═══ Supplied material ═══
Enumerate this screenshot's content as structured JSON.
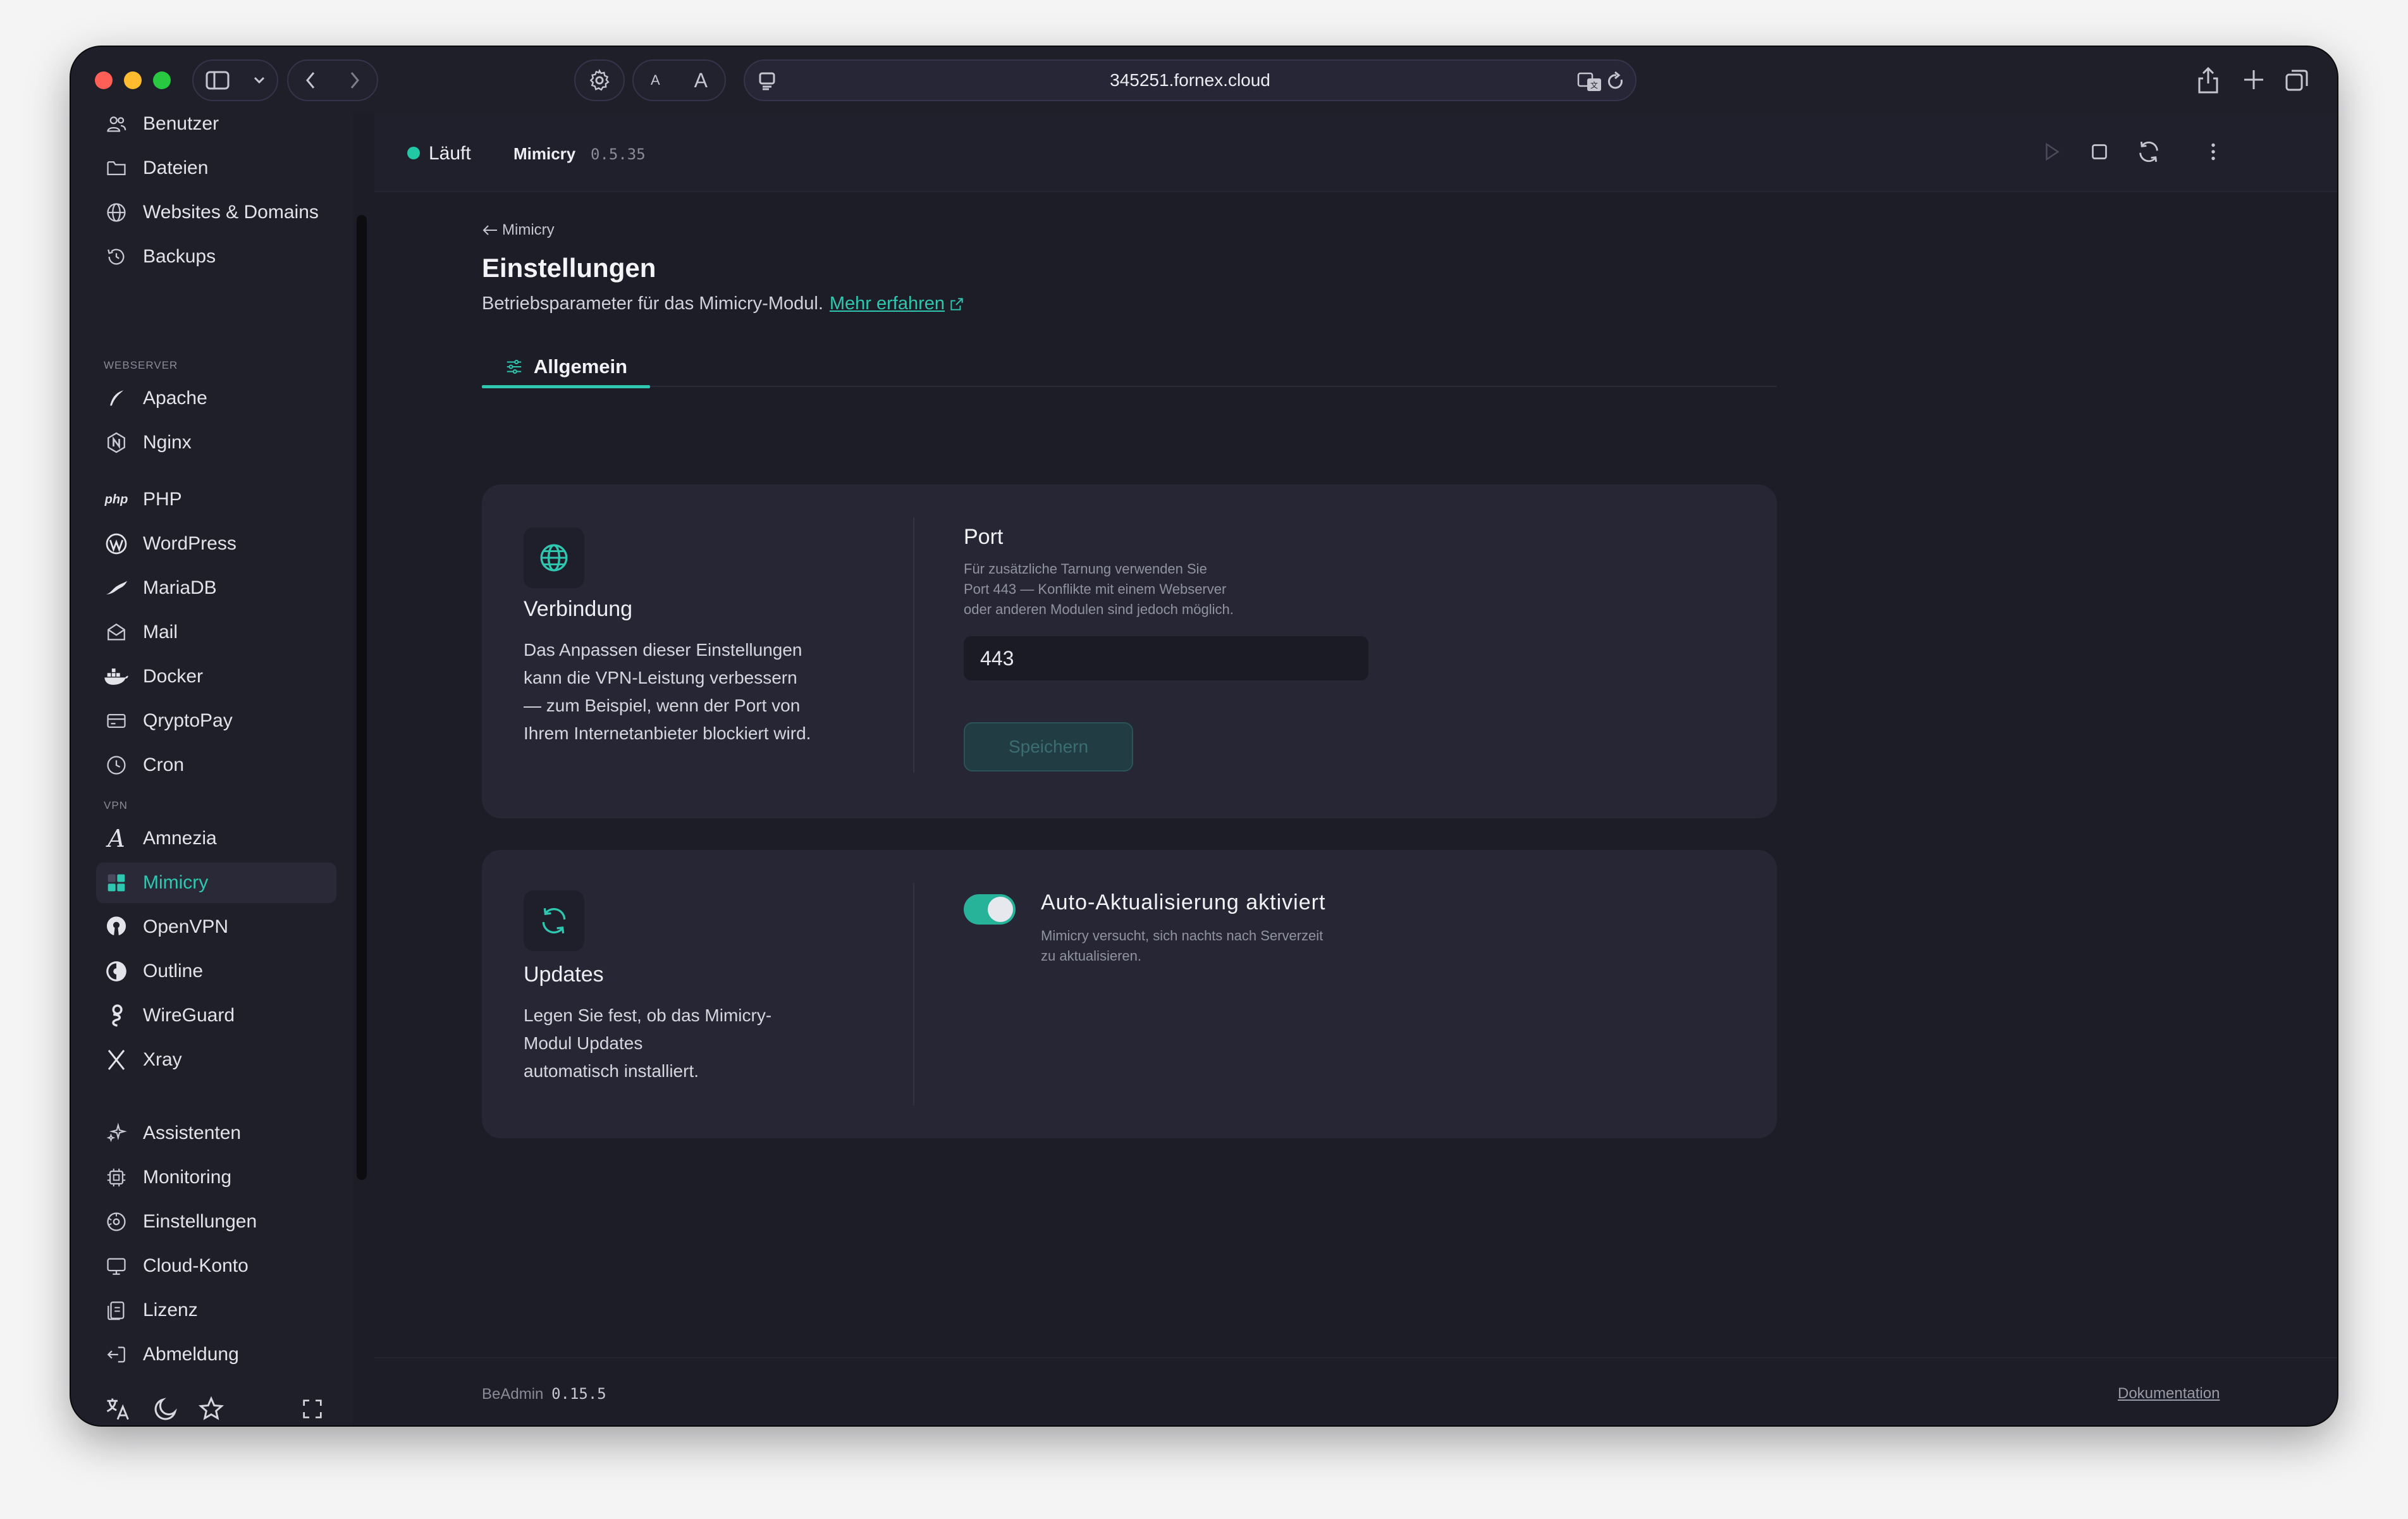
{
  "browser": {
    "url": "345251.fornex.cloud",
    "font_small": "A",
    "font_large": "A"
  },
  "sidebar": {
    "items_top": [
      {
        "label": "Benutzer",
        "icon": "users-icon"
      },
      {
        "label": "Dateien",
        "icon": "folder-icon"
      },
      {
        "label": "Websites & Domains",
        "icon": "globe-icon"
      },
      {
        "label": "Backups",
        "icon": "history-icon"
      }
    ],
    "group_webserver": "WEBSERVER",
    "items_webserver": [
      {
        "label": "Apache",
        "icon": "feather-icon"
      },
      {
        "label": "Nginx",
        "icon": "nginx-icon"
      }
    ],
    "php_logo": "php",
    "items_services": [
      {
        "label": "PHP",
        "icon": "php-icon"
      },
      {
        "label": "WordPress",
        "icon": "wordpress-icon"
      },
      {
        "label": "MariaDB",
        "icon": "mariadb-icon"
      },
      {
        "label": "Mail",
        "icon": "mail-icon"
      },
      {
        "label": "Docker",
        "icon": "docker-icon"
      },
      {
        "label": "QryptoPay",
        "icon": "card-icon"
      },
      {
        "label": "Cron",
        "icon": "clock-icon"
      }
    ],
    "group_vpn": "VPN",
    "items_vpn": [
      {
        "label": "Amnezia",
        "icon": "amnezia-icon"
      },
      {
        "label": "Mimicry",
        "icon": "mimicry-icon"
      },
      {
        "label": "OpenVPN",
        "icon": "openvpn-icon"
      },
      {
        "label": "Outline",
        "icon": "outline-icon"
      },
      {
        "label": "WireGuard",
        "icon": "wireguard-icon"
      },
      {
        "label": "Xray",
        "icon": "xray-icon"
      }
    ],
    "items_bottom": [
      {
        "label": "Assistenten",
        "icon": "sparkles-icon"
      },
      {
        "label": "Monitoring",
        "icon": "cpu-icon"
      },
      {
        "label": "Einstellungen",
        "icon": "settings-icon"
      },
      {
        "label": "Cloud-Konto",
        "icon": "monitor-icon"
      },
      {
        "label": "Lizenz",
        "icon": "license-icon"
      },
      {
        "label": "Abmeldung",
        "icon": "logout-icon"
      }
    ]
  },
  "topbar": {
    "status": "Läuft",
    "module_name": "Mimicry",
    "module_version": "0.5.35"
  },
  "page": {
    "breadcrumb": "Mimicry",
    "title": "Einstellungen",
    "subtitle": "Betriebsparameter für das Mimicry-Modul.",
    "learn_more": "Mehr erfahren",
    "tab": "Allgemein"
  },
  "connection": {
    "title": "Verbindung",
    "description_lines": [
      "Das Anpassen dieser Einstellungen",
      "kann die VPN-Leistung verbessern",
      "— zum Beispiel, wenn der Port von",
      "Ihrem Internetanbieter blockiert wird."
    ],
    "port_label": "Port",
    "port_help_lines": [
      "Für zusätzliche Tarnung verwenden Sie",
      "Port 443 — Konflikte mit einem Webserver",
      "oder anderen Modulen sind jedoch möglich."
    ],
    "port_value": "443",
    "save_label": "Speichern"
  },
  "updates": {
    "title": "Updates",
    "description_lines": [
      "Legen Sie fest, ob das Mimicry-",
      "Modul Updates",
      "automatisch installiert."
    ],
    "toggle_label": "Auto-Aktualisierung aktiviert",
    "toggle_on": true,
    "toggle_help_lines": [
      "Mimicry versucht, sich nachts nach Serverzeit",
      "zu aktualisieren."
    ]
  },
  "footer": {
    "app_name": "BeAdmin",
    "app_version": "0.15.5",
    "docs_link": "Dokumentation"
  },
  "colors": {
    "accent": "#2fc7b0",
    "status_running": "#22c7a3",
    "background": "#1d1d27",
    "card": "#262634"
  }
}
═══
**Exercise requirements**
Exclude the images, then output the data above word for word.

**In response**
Enumerate this screenshot's content as structured JSON.
{
  "browser": {
    "url": "345251.fornex.cloud",
    "font_small": "A",
    "font_large": "A"
  },
  "sidebar": {
    "items_top": [
      {
        "label": "Benutzer",
        "icon": "users-icon"
      },
      {
        "label": "Dateien",
        "icon": "folder-icon"
      },
      {
        "label": "Websites & Domains",
        "icon": "globe-icon"
      },
      {
        "label": "Backups",
        "icon": "history-icon"
      }
    ],
    "group_webserver": "WEBSERVER",
    "items_webserver": [
      {
        "label": "Apache",
        "icon": "feather-icon"
      },
      {
        "label": "Nginx",
        "icon": "nginx-icon"
      }
    ],
    "php_logo": "php",
    "items_services": [
      {
        "label": "PHP",
        "icon": "php-icon"
      },
      {
        "label": "WordPress",
        "icon": "wordpress-icon"
      },
      {
        "label": "MariaDB",
        "icon": "mariadb-icon"
      },
      {
        "label": "Mail",
        "icon": "mail-icon"
      },
      {
        "label": "Docker",
        "icon": "docker-icon"
      },
      {
        "label": "QryptoPay",
        "icon": "card-icon"
      },
      {
        "label": "Cron",
        "icon": "clock-icon"
      }
    ],
    "group_vpn": "VPN",
    "items_vpn": [
      {
        "label": "Amnezia",
        "icon": "amnezia-icon"
      },
      {
        "label": "Mimicry",
        "icon": "mimicry-icon"
      },
      {
        "label": "OpenVPN",
        "icon": "openvpn-icon"
      },
      {
        "label": "Outline",
        "icon": "outline-icon"
      },
      {
        "label": "WireGuard",
        "icon": "wireguard-icon"
      },
      {
        "label": "Xray",
        "icon": "xray-icon"
      }
    ],
    "items_bottom": [
      {
        "label": "Assistenten",
        "icon": "sparkles-icon"
      },
      {
        "label": "Monitoring",
        "icon": "cpu-icon"
      },
      {
        "label": "Einstellungen",
        "icon": "settings-icon"
      },
      {
        "label": "Cloud-Konto",
        "icon": "monitor-icon"
      },
      {
        "label": "Lizenz",
        "icon": "license-icon"
      },
      {
        "label": "Abmeldung",
        "icon": "logout-icon"
      }
    ]
  },
  "topbar": {
    "status": "Läuft",
    "module_name": "Mimicry",
    "module_version": "0.5.35"
  },
  "page": {
    "breadcrumb": "Mimicry",
    "title": "Einstellungen",
    "subtitle": "Betriebsparameter für das Mimicry-Modul.",
    "learn_more": "Mehr erfahren",
    "tab": "Allgemein"
  },
  "connection": {
    "title": "Verbindung",
    "description_lines": [
      "Das Anpassen dieser Einstellungen",
      "kann die VPN-Leistung verbessern",
      "— zum Beispiel, wenn der Port von",
      "Ihrem Internetanbieter blockiert wird."
    ],
    "port_label": "Port",
    "port_help_lines": [
      "Für zusätzliche Tarnung verwenden Sie",
      "Port 443 — Konflikte mit einem Webserver",
      "oder anderen Modulen sind jedoch möglich."
    ],
    "port_value": "443",
    "save_label": "Speichern"
  },
  "updates": {
    "title": "Updates",
    "description_lines": [
      "Legen Sie fest, ob das Mimicry-",
      "Modul Updates",
      "automatisch installiert."
    ],
    "toggle_label": "Auto-Aktualisierung aktiviert",
    "toggle_on": true,
    "toggle_help_lines": [
      "Mimicry versucht, sich nachts nach Serverzeit",
      "zu aktualisieren."
    ]
  },
  "footer": {
    "app_name": "BeAdmin",
    "app_version": "0.15.5",
    "docs_link": "Dokumentation"
  },
  "colors": {
    "accent": "#2fc7b0",
    "status_running": "#22c7a3",
    "background": "#1d1d27",
    "card": "#262634"
  }
}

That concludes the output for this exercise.